(Dataset excerpts)
┌──
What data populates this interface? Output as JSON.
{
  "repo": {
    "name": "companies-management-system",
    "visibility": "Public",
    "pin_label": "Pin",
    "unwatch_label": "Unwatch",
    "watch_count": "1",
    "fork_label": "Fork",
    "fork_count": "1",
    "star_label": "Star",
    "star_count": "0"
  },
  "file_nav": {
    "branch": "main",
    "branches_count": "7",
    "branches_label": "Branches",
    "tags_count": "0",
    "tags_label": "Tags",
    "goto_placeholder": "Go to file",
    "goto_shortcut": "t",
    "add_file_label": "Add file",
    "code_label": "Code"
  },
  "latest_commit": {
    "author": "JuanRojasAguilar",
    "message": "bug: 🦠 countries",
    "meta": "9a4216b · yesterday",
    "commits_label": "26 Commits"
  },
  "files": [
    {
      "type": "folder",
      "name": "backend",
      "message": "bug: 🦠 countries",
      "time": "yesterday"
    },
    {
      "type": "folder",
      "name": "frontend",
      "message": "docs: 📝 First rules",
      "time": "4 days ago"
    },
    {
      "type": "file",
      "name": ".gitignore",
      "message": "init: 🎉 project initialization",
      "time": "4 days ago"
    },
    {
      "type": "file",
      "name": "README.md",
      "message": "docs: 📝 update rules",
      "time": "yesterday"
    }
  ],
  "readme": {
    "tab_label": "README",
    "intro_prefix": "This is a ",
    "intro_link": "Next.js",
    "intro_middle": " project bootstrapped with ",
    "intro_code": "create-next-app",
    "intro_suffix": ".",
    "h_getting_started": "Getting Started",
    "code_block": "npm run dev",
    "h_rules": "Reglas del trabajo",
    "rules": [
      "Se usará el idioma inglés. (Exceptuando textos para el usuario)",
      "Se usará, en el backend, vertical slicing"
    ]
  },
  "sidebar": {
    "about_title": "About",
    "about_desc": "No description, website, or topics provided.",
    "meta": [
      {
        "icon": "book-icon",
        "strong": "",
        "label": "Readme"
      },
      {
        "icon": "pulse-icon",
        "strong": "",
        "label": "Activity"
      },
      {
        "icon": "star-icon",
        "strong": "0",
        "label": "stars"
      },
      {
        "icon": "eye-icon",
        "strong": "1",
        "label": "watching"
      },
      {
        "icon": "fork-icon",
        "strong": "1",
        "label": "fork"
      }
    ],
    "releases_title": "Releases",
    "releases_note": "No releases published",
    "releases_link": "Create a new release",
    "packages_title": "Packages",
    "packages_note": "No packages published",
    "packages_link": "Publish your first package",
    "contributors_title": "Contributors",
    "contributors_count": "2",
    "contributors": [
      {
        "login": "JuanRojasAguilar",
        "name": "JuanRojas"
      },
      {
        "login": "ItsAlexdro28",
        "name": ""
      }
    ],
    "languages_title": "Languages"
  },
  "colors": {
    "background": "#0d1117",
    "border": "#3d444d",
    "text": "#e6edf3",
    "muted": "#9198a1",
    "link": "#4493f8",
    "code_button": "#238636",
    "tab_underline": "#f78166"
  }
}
└──
**PROBLEM DESCRIPTION:** Search the data for the string "usará". List each line that has it.

**ANSWER BELOW:**
      "Se usará el idioma inglés. (Exceptuando textos para el usuario)",
      "Se usará, en el backend, vertical slicing"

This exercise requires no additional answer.